◆ **WHAT TO WORK ON**:
Leave out the pictures and repeat exactly the lines from the one containing "Decode this image" through the final line of the listing below.

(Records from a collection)
--------------------------------
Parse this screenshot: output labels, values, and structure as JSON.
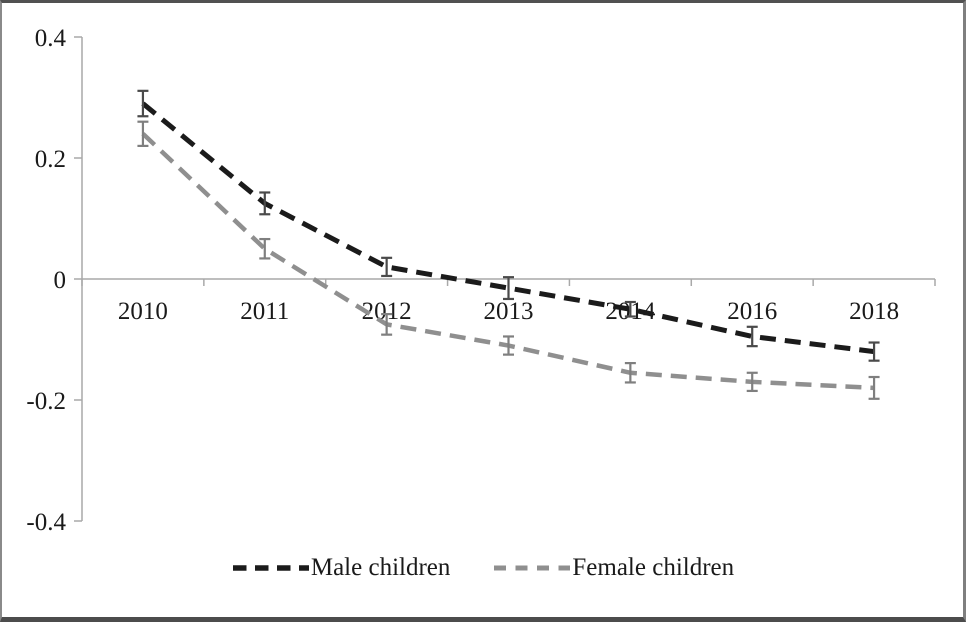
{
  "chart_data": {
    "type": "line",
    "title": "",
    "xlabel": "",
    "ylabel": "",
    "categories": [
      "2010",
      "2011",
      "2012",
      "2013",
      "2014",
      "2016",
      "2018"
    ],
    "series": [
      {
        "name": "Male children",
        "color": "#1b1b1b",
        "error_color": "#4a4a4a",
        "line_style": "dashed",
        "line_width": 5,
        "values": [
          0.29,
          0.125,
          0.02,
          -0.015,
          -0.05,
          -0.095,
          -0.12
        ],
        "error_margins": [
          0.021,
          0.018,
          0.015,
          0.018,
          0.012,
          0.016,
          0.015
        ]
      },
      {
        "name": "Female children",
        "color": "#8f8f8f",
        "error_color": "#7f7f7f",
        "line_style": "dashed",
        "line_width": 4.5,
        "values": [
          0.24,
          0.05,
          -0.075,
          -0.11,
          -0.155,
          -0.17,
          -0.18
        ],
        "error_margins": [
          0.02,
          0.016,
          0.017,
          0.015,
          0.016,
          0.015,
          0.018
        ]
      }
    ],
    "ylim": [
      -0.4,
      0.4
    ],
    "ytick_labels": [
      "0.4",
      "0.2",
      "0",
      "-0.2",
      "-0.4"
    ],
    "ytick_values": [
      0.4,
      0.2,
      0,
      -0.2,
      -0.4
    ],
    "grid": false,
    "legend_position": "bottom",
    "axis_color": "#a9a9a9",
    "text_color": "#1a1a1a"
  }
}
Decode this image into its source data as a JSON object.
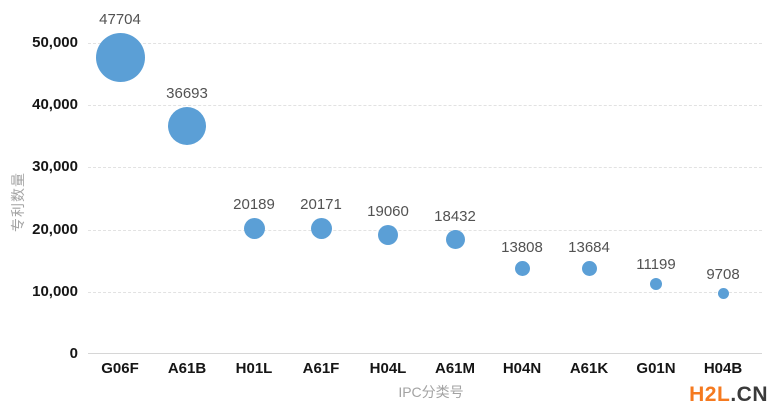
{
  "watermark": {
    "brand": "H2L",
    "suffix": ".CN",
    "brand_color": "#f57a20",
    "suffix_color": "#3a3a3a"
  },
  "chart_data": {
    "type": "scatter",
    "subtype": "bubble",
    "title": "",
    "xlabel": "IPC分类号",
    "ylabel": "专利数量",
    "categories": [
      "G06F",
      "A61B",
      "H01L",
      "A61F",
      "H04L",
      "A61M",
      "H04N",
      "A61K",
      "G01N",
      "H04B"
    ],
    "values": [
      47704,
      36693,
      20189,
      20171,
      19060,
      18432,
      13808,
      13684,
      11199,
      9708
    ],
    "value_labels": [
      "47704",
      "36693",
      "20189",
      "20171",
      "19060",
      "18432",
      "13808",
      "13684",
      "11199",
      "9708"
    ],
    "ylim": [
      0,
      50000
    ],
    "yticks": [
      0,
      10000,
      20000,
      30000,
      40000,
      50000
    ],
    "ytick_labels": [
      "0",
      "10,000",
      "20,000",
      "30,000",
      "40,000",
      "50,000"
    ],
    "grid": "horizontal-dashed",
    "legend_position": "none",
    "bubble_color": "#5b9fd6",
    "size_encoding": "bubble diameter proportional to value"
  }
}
--------------------------------
◆ **EXERCISE RESPONSE**:
Decode this image into its source data as a JSON object.
{
  "watermark": {
    "brand": "H2L",
    "suffix": ".CN",
    "brand_color": "#f57a20",
    "suffix_color": "#3a3a3a"
  },
  "chart_data": {
    "type": "scatter",
    "subtype": "bubble",
    "title": "",
    "xlabel": "IPC分类号",
    "ylabel": "专利数量",
    "categories": [
      "G06F",
      "A61B",
      "H01L",
      "A61F",
      "H04L",
      "A61M",
      "H04N",
      "A61K",
      "G01N",
      "H04B"
    ],
    "values": [
      47704,
      36693,
      20189,
      20171,
      19060,
      18432,
      13808,
      13684,
      11199,
      9708
    ],
    "value_labels": [
      "47704",
      "36693",
      "20189",
      "20171",
      "19060",
      "18432",
      "13808",
      "13684",
      "11199",
      "9708"
    ],
    "ylim": [
      0,
      50000
    ],
    "yticks": [
      0,
      10000,
      20000,
      30000,
      40000,
      50000
    ],
    "ytick_labels": [
      "0",
      "10,000",
      "20,000",
      "30,000",
      "40,000",
      "50,000"
    ],
    "grid": "horizontal-dashed",
    "legend_position": "none",
    "bubble_color": "#5b9fd6",
    "size_encoding": "bubble diameter proportional to value"
  }
}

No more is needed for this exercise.